*Goal of the exercise*: All the entries need to be quoted exactly, apart from the pictures, which you should drop.
--
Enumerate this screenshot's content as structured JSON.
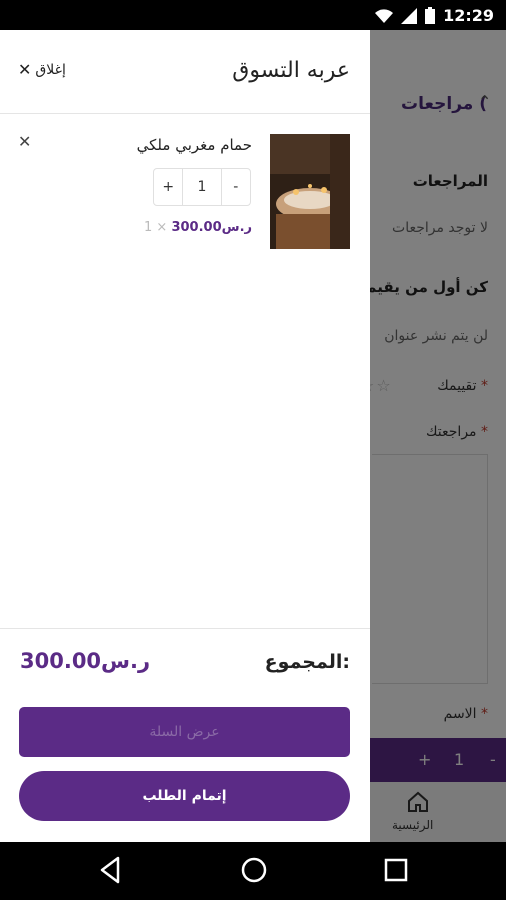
{
  "status_bar": {
    "time": "12:29"
  },
  "background": {
    "reviews_title": "مراجعات (",
    "reviews_heading": "المراجعات",
    "no_reviews": "لا توجد مراجعات",
    "be_first": "كن أول من يقيم",
    "email_note": "لن يتم نشر عنوان",
    "rating_label": "تقييمك",
    "review_label": "مراجعتك",
    "name_label": "الاسم",
    "required_mark": "*",
    "stepper": {
      "minus": "-",
      "qty": "1",
      "plus": "+"
    },
    "home_label": "الرئيسية"
  },
  "drawer": {
    "title": "عربه التسوق",
    "close_label": "إغلاق",
    "items": [
      {
        "name": "حمام مغربي ملكي",
        "quantity": "1",
        "minus": "-",
        "plus": "+",
        "qty_prefix": "1 ×",
        "price": "300.00ر.س"
      }
    ],
    "total_label": "المجموع:",
    "total_value": "300.00ر.س",
    "view_cart_label": "عرض السلة",
    "checkout_label": "إتمام الطلب"
  },
  "colors": {
    "accent": "#5b2b86"
  },
  "icons": [
    "wifi-icon",
    "signal-icon",
    "battery-icon",
    "close-icon",
    "home-icon",
    "back-icon",
    "home-circle-icon",
    "recents-icon"
  ]
}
--
*Completed task*:
Enumerate this screenshot's content as structured JSON.
{
  "status_bar": {
    "time": "12:29"
  },
  "background": {
    "reviews_title": "مراجعات (",
    "reviews_heading": "المراجعات",
    "no_reviews": "لا توجد مراجعات",
    "be_first": "كن أول من يقيم",
    "email_note": "لن يتم نشر عنوان",
    "rating_label": "تقييمك",
    "review_label": "مراجعتك",
    "name_label": "الاسم",
    "required_mark": "*",
    "stepper": {
      "minus": "-",
      "qty": "1",
      "plus": "+"
    },
    "home_label": "الرئيسية"
  },
  "drawer": {
    "title": "عربه التسوق",
    "close_label": "إغلاق",
    "items": [
      {
        "name": "حمام مغربي ملكي",
        "quantity": "1",
        "minus": "-",
        "plus": "+",
        "qty_prefix": "1 ×",
        "price": "300.00ر.س"
      }
    ],
    "total_label": "المجموع:",
    "total_value": "300.00ر.س",
    "view_cart_label": "عرض السلة",
    "checkout_label": "إتمام الطلب"
  },
  "colors": {
    "accent": "#5b2b86"
  },
  "icons": [
    "wifi-icon",
    "signal-icon",
    "battery-icon",
    "close-icon",
    "home-icon",
    "back-icon",
    "home-circle-icon",
    "recents-icon"
  ]
}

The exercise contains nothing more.